[Exercise directions]: Revise the material from its first line through the line containing "sidebar-item-digital[interactable]: ▭ 手机数码市场", changing "sidebar-item-label" to "nav-item-label" and leaving everything else unchanged.

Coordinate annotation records
------------------------
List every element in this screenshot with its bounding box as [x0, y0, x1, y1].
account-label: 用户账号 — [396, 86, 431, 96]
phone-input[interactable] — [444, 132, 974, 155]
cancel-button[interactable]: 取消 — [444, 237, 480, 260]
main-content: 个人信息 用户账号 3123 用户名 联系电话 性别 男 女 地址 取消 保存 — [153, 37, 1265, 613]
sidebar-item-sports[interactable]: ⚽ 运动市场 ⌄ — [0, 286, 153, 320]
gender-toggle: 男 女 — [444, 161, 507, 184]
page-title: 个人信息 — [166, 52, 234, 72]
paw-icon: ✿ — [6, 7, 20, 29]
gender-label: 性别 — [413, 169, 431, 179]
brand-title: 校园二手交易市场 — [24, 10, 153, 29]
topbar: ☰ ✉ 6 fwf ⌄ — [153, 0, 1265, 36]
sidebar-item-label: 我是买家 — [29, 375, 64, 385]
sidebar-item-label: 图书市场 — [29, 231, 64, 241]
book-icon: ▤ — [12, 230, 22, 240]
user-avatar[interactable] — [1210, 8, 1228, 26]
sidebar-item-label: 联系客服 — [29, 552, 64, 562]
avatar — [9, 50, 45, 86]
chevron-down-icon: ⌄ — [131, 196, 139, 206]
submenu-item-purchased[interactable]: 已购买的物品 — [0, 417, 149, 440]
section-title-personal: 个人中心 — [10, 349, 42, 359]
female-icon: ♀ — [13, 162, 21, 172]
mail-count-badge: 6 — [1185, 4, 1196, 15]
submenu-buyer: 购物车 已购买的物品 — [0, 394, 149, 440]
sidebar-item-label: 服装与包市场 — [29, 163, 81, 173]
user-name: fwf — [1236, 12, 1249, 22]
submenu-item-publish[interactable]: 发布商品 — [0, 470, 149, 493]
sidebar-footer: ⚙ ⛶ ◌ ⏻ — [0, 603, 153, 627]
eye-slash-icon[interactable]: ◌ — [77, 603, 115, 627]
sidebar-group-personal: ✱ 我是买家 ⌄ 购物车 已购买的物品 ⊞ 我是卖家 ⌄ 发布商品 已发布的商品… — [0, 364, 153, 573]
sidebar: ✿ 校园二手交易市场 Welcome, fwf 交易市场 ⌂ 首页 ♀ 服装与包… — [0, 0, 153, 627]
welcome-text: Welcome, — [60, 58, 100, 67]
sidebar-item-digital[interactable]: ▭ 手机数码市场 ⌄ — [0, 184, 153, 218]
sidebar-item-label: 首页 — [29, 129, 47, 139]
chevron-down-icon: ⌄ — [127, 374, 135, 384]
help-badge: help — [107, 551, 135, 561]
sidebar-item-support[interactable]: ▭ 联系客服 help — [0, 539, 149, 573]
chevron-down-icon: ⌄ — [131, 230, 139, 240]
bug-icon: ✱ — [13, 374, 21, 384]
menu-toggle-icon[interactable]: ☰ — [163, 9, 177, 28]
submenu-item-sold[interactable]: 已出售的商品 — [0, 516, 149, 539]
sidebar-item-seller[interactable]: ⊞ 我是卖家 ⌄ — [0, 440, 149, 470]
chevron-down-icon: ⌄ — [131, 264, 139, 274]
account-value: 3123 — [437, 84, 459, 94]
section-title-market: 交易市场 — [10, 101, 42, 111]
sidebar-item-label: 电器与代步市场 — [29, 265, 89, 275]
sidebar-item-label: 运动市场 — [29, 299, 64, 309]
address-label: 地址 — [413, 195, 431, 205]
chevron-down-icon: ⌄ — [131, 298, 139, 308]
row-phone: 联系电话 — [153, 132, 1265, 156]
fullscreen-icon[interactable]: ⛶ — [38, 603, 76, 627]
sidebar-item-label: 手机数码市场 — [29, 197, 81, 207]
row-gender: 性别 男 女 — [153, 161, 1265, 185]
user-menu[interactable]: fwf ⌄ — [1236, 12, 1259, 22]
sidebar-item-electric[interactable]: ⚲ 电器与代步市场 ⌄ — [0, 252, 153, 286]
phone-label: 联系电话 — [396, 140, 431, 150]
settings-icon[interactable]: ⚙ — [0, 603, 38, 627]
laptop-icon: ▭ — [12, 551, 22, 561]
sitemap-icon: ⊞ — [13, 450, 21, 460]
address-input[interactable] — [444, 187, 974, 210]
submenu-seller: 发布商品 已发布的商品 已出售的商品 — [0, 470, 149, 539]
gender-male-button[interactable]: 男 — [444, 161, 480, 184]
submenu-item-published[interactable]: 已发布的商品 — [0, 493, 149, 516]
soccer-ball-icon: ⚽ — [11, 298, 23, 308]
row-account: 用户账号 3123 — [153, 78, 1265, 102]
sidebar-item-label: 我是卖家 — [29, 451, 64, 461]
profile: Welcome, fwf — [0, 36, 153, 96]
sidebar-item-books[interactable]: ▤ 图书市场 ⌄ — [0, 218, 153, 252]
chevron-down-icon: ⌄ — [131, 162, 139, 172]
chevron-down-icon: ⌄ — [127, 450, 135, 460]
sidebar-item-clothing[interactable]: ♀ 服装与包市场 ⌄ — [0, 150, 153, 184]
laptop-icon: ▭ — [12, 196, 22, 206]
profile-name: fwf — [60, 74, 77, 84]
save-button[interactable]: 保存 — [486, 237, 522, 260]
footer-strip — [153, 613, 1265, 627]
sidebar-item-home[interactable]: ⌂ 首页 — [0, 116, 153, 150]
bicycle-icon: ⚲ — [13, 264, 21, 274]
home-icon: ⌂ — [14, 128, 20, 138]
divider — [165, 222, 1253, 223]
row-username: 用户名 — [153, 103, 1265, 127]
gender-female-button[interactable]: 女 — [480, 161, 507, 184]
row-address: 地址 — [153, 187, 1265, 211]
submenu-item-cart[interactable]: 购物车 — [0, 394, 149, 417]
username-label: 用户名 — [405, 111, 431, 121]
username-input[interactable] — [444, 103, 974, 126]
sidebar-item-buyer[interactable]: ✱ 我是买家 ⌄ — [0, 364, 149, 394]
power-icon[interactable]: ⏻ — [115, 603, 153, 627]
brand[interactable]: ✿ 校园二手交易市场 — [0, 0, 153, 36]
------------------------
[Correct output]:
List every element in this screenshot with its bounding box as [x0, y0, x1, y1].
account-label: 用户账号 — [396, 86, 431, 96]
phone-input[interactable] — [444, 132, 974, 155]
cancel-button[interactable]: 取消 — [444, 237, 480, 260]
main-content: 个人信息 用户账号 3123 用户名 联系电话 性别 男 女 地址 取消 保存 — [153, 37, 1265, 613]
sidebar-item-sports[interactable]: ⚽ 运动市场 ⌄ — [0, 286, 153, 320]
gender-toggle: 男 女 — [444, 161, 507, 184]
page-title: 个人信息 — [166, 52, 234, 72]
paw-icon: ✿ — [6, 7, 20, 29]
gender-label: 性别 — [413, 169, 431, 179]
brand-title: 校园二手交易市场 — [24, 10, 153, 29]
topbar: ☰ ✉ 6 fwf ⌄ — [153, 0, 1265, 36]
nav-item-label: 我是买家 — [29, 375, 64, 385]
nav-item-label: 图书市场 — [29, 231, 64, 241]
book-icon: ▤ — [12, 230, 22, 240]
user-avatar[interactable] — [1210, 8, 1228, 26]
nav-item-label: 联系客服 — [29, 552, 64, 562]
avatar — [9, 50, 45, 86]
chevron-down-icon: ⌄ — [131, 196, 139, 206]
submenu-item-purchased[interactable]: 已购买的物品 — [0, 417, 149, 440]
section-title-personal: 个人中心 — [10, 349, 42, 359]
female-icon: ♀ — [13, 162, 21, 172]
mail-count-badge: 6 — [1185, 4, 1196, 15]
submenu-buyer: 购物车 已购买的物品 — [0, 394, 149, 440]
nav-item-label: 服装与包市场 — [29, 163, 81, 173]
user-name: fwf — [1236, 12, 1249, 22]
submenu-item-publish[interactable]: 发布商品 — [0, 470, 149, 493]
sidebar-footer: ⚙ ⛶ ◌ ⏻ — [0, 603, 153, 627]
eye-slash-icon[interactable]: ◌ — [77, 603, 115, 627]
sidebar-group-personal: ✱ 我是买家 ⌄ 购物车 已购买的物品 ⊞ 我是卖家 ⌄ 发布商品 已发布的商品… — [0, 364, 153, 573]
sidebar: ✿ 校园二手交易市场 Welcome, fwf 交易市场 ⌂ 首页 ♀ 服装与包… — [0, 0, 153, 627]
welcome-text: Welcome, — [60, 58, 100, 67]
sidebar-item-digital[interactable]: ▭ 手机数码市场 ⌄ — [0, 184, 153, 218]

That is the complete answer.